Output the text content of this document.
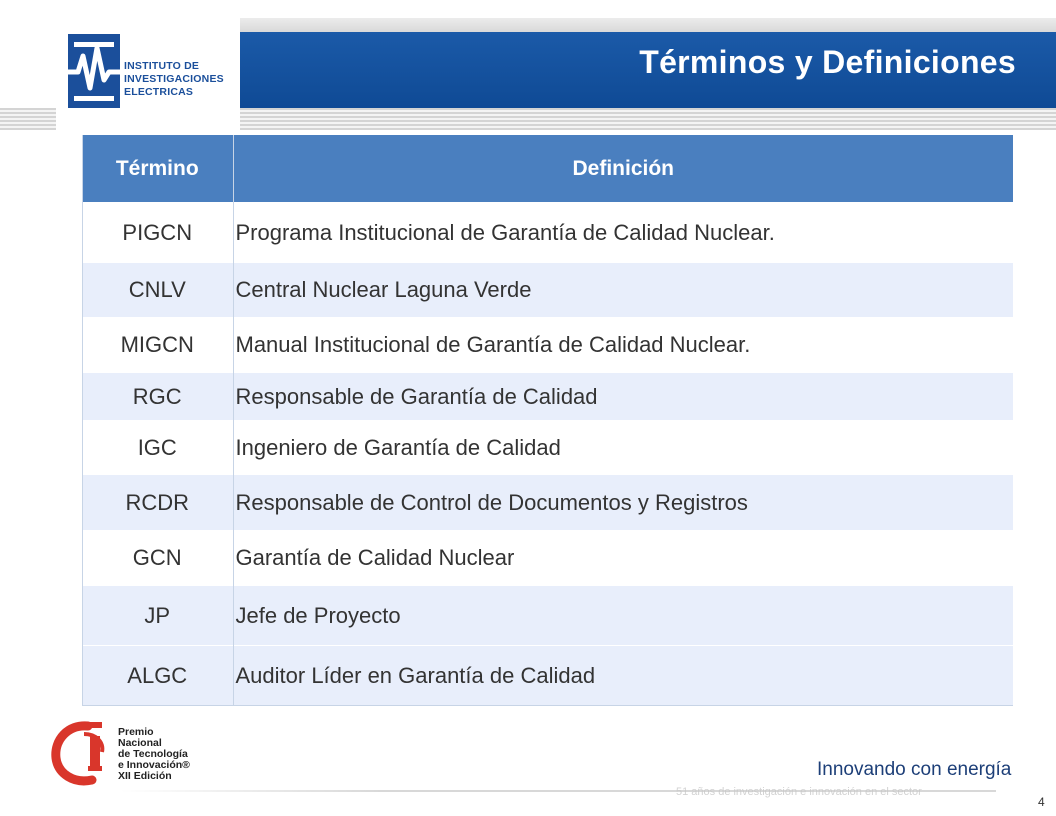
INSTITUTO DE
INVESTIGACIONES
ELECTRICAS
Términos y Definiciones
Término	Definición
PIGCN	Programa Institucional de Garantía de Calidad Nuclear.
CNLV	Central Nuclear Laguna Verde
MIGCN	Manual Institucional de Garantía de Calidad Nuclear.
RGC	Responsable de Garantía de Calidad
IGC	Ingeniero de Garantía de Calidad
RCDR	Responsable de Control de Documentos y Registros
GCN	Garantía de Calidad Nuclear
JP	Jefe de Proyecto
ALGC	Auditor Líder en Garantía de Calidad
Premio
Nacional
de Tecnología
e Innovación®
XII Edición	Innovando con energía
51 años de investigación e innovación en el sector
4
|---|
GOAL: Quote the listing above in full, except for the pictures.

RESULT FOR THIS TASK:
Output the text content of this document.
INSTITUTO DE
INVESTIGACIONES
ELECTRICAS
Términos y Definiciones
Término	Definición
PIGCN	Programa Institucional de Garantía de Calidad Nuclear.
CNLV	Central Nuclear Laguna Verde
MIGCN	Manual Institucional de Garantía de Calidad Nuclear.
RGC	Responsable de Garantía de Calidad
IGC	Ingeniero de Garantía de Calidad
RCDR	Responsable de Control de Documentos y Registros
GCN	Garantía de Calidad Nuclear
JP	Jefe de Proyecto
ALGC	Auditor Líder en Garantía de Calidad
Premio
Nacional
de Tecnología
e Innovación®
XII Edición	Innovando con energía
51 años de investigación e innovación en el sector
4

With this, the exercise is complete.